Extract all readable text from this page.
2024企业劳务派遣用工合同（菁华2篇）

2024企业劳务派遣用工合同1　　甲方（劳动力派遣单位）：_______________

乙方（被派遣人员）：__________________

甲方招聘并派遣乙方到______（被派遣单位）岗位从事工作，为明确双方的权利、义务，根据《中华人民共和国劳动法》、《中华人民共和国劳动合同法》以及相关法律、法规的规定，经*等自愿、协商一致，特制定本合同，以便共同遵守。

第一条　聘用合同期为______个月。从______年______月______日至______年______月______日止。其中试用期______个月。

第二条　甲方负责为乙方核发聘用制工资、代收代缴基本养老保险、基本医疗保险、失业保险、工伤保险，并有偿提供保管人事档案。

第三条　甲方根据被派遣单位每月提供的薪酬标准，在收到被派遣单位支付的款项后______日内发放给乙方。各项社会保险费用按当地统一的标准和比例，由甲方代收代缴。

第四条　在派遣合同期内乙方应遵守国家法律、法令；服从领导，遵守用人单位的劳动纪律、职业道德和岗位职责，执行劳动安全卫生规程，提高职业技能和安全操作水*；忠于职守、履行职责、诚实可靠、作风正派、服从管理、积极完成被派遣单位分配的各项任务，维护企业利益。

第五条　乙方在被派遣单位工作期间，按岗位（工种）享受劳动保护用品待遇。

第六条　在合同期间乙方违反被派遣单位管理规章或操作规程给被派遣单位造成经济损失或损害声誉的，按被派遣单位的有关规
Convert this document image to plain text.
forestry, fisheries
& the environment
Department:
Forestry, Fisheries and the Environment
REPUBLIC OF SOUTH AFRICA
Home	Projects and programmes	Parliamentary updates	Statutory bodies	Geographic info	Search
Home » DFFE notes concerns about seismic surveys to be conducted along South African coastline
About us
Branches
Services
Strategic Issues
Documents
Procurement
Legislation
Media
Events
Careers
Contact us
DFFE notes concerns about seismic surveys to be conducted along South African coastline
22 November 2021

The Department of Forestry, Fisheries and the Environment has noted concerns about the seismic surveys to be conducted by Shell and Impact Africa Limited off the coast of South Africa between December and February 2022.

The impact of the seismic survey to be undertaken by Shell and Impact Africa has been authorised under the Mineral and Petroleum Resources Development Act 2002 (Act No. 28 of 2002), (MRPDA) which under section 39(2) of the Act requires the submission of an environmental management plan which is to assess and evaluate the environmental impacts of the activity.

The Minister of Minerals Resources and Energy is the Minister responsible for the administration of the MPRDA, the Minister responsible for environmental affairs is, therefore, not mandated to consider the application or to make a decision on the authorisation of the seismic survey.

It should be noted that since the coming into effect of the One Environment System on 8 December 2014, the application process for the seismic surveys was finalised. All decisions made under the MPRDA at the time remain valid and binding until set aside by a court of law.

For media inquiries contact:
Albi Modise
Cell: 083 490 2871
○ ○ ○ ○ ○ ○ ○
What needs to be done -> Reproduce the data in full, exactly as presented.

Answer to this problem ->
Extract all readable text from this page.
2024企业劳务派遣用工合同（菁华2篇）

2024企业劳务派遣用工合同1　　甲方（劳动力派遣单位）：_______________

乙方（被派遣人员）：__________________

甲方招聘并派遣乙方到______（被派遣单位）岗位从事工作，为明确双方的权利、义务，根据《中华人民共和国劳动法》、《中华人民共和国劳动合同法》以及相关法律、法规的规定，经*等自愿、协商一致，特制定本合同，以便共同遵守。

第一条　聘用合同期为______个月。从______年______月______日至______年______月______日止。其中试用期______个月。

第二条　甲方负责为乙方核发聘用制工资、代收代缴基本养老保险、基本医疗保险、失业保险、工伤保险，并有偿提供保管人事档案。

第三条　甲方根据被派遣单位每月提供的薪酬标准，在收到被派遣单位支付的款项后______日内发放给乙方。各项社会保险费用按当地统一的标准和比例，由甲方代收代缴。

第四条　在派遣合同期内乙方应遵守国家法律、法令；服从领导，遵守用人单位的劳动纪律、职业道德和岗位职责，执行劳动安全卫生规程，提高职业技能和安全操作水*；忠于职守、履行职责、诚实可靠、作风正派、服从管理、积极完成被派遣单位分配的各项任务，维护企业利益。

第五条　乙方在被派遣单位工作期间，按岗位（工种）享受劳动保护用品待遇。

第六条　在合同期间乙方违反被派遣单位管理规章或操作规程给被派遣单位造成经济损失或损害声誉的，按被派遣单位的有关规
Convert this document image to plain text.
forestry, fisheries
& the environment
Department:
Forestry, Fisheries and the Environment
REPUBLIC OF SOUTH AFRICA
Home	Projects and programmes	Parliamentary updates	Statutory bodies	Geographic info	Search
Home » DFFE notes concerns about seismic surveys to be conducted along South African coastline
About us
Branches
Services
Strategic Issues
Documents
Procurement
Legislation
Media
Events
Careers
Contact us
DFFE notes concerns about seismic surveys to be conducted along South African coastline
22 November 2021

The Department of Forestry, Fisheries and the Environment has noted concerns about the seismic surveys to be conducted by Shell and Impact Africa Limited off the coast of South Africa between December and February 2022.

The impact of the seismic survey to be undertaken by Shell and Impact Africa has been authorised under the Mineral and Petroleum Resources Development Act 2002 (Act No. 28 of 2002), (MRPDA) which under section 39(2) of the Act requires the submission of an environmental management plan which is to assess and evaluate the environmental impacts of the activity.

The Minister of Minerals Resources and Energy is the Minister responsible for the administration of the MPRDA, the Minister responsible for environmental affairs is, therefore, not mandated to consider the application or to make a decision on the authorisation of the seismic survey.

It should be noted that since the coming into effect of the One Environment System on 8 December 2014, the application process for the seismic surveys was finalised. All decisions made under the MPRDA at the time remain valid and binding until set aside by a court of law.

For media inquiries contact:
Albi Modise
Cell: 083 490 2871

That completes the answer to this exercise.